• [EXERCISE]
Go through the material and tally the lines containing the string "modified". Give the total alone.

Data records
+++

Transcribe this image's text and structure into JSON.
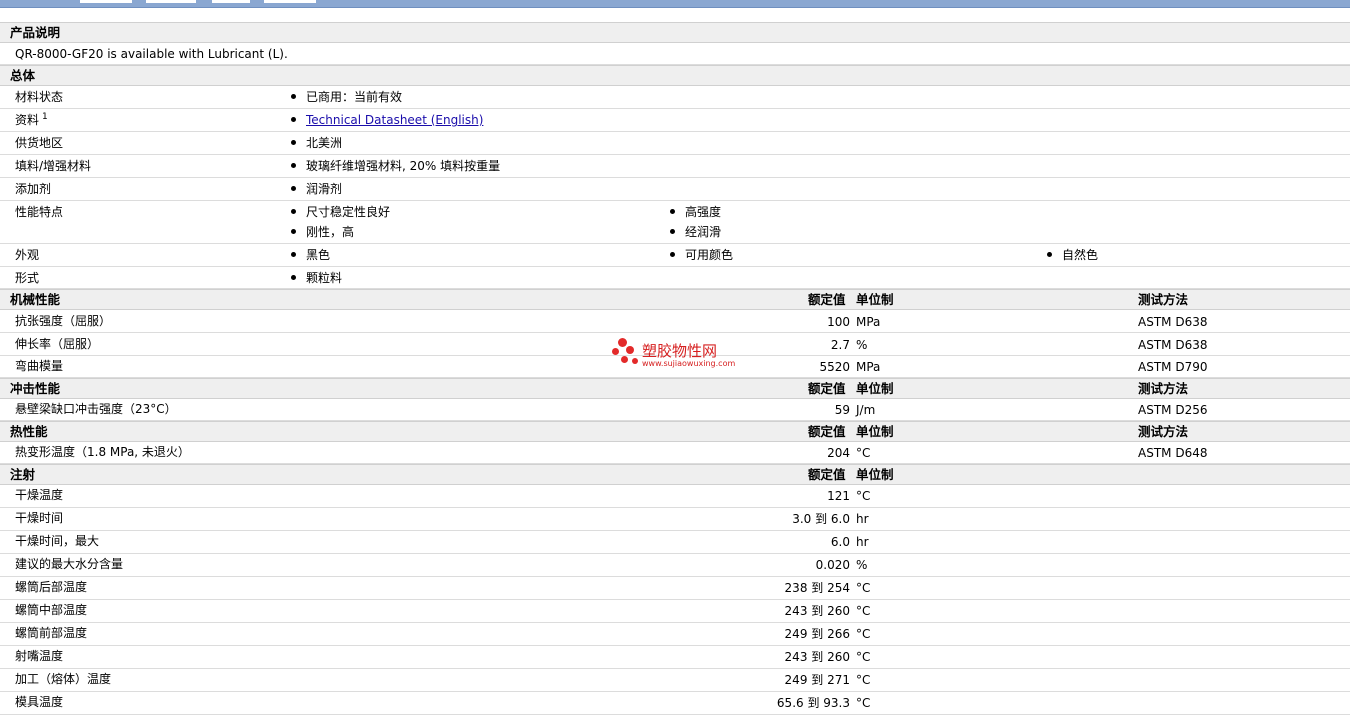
{
  "sections": {
    "desc": "产品说明",
    "general": "总体",
    "mech": "机械性能",
    "impact": "冲击性能",
    "thermal": "热性能",
    "injection": "注射"
  },
  "description": "QR-8000-GF20 is available with Lubricant (L).",
  "headers": {
    "value": "额定值",
    "unit": "单位制",
    "method": "测试方法"
  },
  "general": {
    "status_label": "材料状态",
    "status": "已商用：当前有效",
    "doc_label": "资料",
    "doc_sup": "1",
    "doc_link": "Technical Datasheet (English)",
    "region_label": "供货地区",
    "region": "北美洲",
    "filler_label": "填料/增强材料",
    "filler": "玻璃纤维增强材料, 20% 填料按重量",
    "additive_label": "添加剂",
    "additive": "润滑剂",
    "features_label": "性能特点",
    "features": [
      "尺寸稳定性良好",
      "高强度",
      "刚性，高",
      "经润滑"
    ],
    "appearance_label": "外观",
    "appearance": [
      "黑色",
      "可用颜色",
      "自然色"
    ],
    "form_label": "形式",
    "form": "颗粒料"
  },
  "mechanical": [
    {
      "name": "抗张强度（屈服）",
      "value": "100",
      "unit": "MPa",
      "method": "ASTM D638"
    },
    {
      "name": "伸长率（屈服）",
      "value": "2.7",
      "unit": "%",
      "method": "ASTM D638"
    },
    {
      "name": "弯曲模量",
      "value": "5520",
      "unit": "MPa",
      "method": "ASTM D790"
    }
  ],
  "impact": [
    {
      "name": "悬壁梁缺口冲击强度（23°C）",
      "value": "59",
      "unit": "J/m",
      "method": "ASTM D256"
    }
  ],
  "thermal": [
    {
      "name": "热变形温度（1.8 MPa, 未退火）",
      "value": "204",
      "unit": "°C",
      "method": "ASTM D648"
    }
  ],
  "injection": [
    {
      "name": "干燥温度",
      "value": "121",
      "unit": "°C"
    },
    {
      "name": "干燥时间",
      "value": "3.0 到  6.0",
      "unit": "hr"
    },
    {
      "name": "干燥时间，最大",
      "value": "6.0",
      "unit": "hr"
    },
    {
      "name": "建议的最大水分含量",
      "value": "0.020",
      "unit": "%"
    },
    {
      "name": "螺筒后部温度",
      "value": "238 到  254",
      "unit": "°C"
    },
    {
      "name": "螺筒中部温度",
      "value": "243 到  260",
      "unit": "°C"
    },
    {
      "name": "螺筒前部温度",
      "value": "249 到  266",
      "unit": "°C"
    },
    {
      "name": "射嘴温度",
      "value": "243 到  260",
      "unit": "°C"
    },
    {
      "name": "加工（熔体）温度",
      "value": "249 到  271",
      "unit": "°C"
    },
    {
      "name": "模具温度",
      "value": "65.6 到  93.3",
      "unit": "°C"
    }
  ],
  "watermark": {
    "text": "塑胶物性网",
    "url": "www.sujiaowuxing.com"
  }
}
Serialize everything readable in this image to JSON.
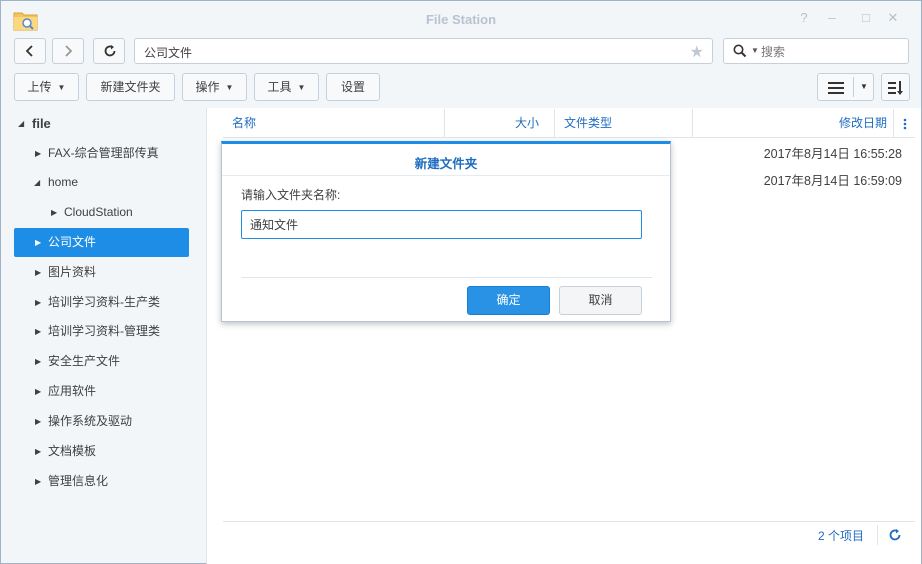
{
  "window": {
    "title": "File Station",
    "app_icon": "folder-search-icon",
    "controls": [
      "?",
      "–",
      "□",
      "✕"
    ]
  },
  "nav": {
    "path": "公司文件",
    "search_placeholder": "搜索"
  },
  "toolbar": {
    "upload": "上传",
    "new_folder": "新建文件夹",
    "action": "操作",
    "tools": "工具",
    "settings": "设置"
  },
  "sidebar": {
    "root": "file",
    "items": [
      {
        "label": "FAX-综合管理部传真"
      },
      {
        "label": "home"
      },
      {
        "label": "CloudStation"
      },
      {
        "label": "公司文件"
      },
      {
        "label": "图片资料"
      },
      {
        "label": "培训学习资料-生产类"
      },
      {
        "label": "培训学习资料-管理类"
      },
      {
        "label": "安全生产文件"
      },
      {
        "label": "应用软件"
      },
      {
        "label": "操作系统及驱动"
      },
      {
        "label": "文档模板"
      },
      {
        "label": "管理信息化"
      }
    ]
  },
  "table": {
    "columns": {
      "name": "名称",
      "size": "大小",
      "type": "文件类型",
      "modified": "修改日期"
    },
    "rows": [
      {
        "modified": "2017年8月14日 16:55:28"
      },
      {
        "modified": "2017年8月14日 16:59:09"
      }
    ]
  },
  "footer": {
    "count": "2 个项目"
  },
  "dialog": {
    "title": "新建文件夹",
    "prompt": "请输入文件夹名称:",
    "value": "通知文件",
    "ok": "确定",
    "cancel": "取消"
  },
  "colors": {
    "accent": "#1e8de6",
    "link": "#1f6cc0"
  }
}
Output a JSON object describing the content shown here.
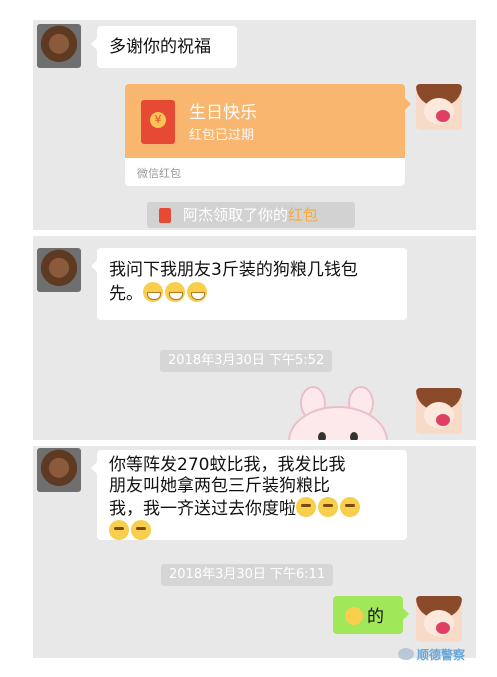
{
  "panel1": {
    "message": "多谢你的祝福",
    "red_packet": {
      "title": "生日快乐",
      "status": "红包已过期",
      "footer": "微信红包",
      "coin_symbol": "¥"
    },
    "system": {
      "prefix": "阿杰领取了你的",
      "link": "红包"
    }
  },
  "panel2": {
    "message_line1": "我问下我朋友3斤装的狗粮几钱包",
    "message_line2": "先。",
    "timestamp": "2018年3月30日 下午5:52"
  },
  "panel3": {
    "message_line1": "你等阵发270蚊比我，我发比我",
    "message_line2": "朋友叫她拿两包三斤装狗粮比",
    "message_line3": "我，我一齐送过去你度啦",
    "timestamp": "2018年3月30日 下午6:11",
    "reply": "的"
  },
  "watermark": "顺德警察",
  "colors": {
    "chat_bg": "#e8e8e8",
    "red_packet": "#f9b66f",
    "sent_bubble": "#a0e75a",
    "link": "#f9a93e"
  }
}
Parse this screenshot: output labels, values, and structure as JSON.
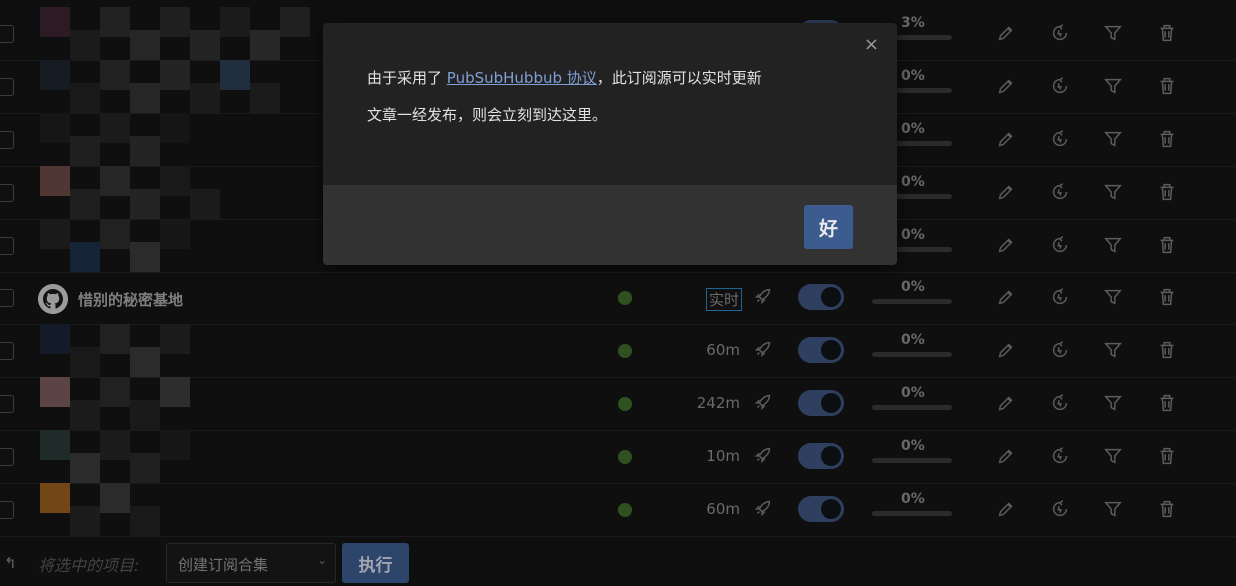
{
  "rows": [
    {
      "name": "",
      "status": "ok",
      "interval": "",
      "live": false,
      "percent": "3%"
    },
    {
      "name": "",
      "status": "ok",
      "interval": "",
      "live": false,
      "percent": "0%"
    },
    {
      "name": "",
      "status": "ok",
      "interval": "",
      "live": false,
      "percent": "0%"
    },
    {
      "name": "",
      "status": "ok",
      "interval": "",
      "live": false,
      "percent": "0%"
    },
    {
      "name": "",
      "status": "ok",
      "interval": "",
      "live": false,
      "percent": "0%"
    },
    {
      "name": "惜别的秘密基地",
      "status": "ok",
      "interval": "实时",
      "live": true,
      "percent": "0%"
    },
    {
      "name": "",
      "status": "ok",
      "interval": "60m",
      "live": false,
      "percent": "0%"
    },
    {
      "name": "",
      "status": "ok",
      "interval": "242m",
      "live": false,
      "percent": "0%"
    },
    {
      "name": "",
      "status": "ok",
      "interval": "10m",
      "live": false,
      "percent": "0%"
    },
    {
      "name": "",
      "status": "ok",
      "interval": "60m",
      "live": false,
      "percent": "0%"
    }
  ],
  "bulk": {
    "label": "将选中的项目:",
    "selected_action": "创建订阅合集",
    "run_label": "执行"
  },
  "dialog": {
    "text_before": "由于采用了 ",
    "link_text": "PubSubHubbub 协议",
    "text_after": "，此订阅源可以实时更新",
    "line2": "文章一经发布，则会立刻到达这里。",
    "close_label": "×",
    "ok_label": "好"
  },
  "colors": {
    "toggle_on": "#3e5580",
    "status_ok": "#3f6d2a",
    "primary_button": "#3c5b8f",
    "link": "#7f9fd6"
  }
}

+++

• [WRITTEN SOLUTION]
3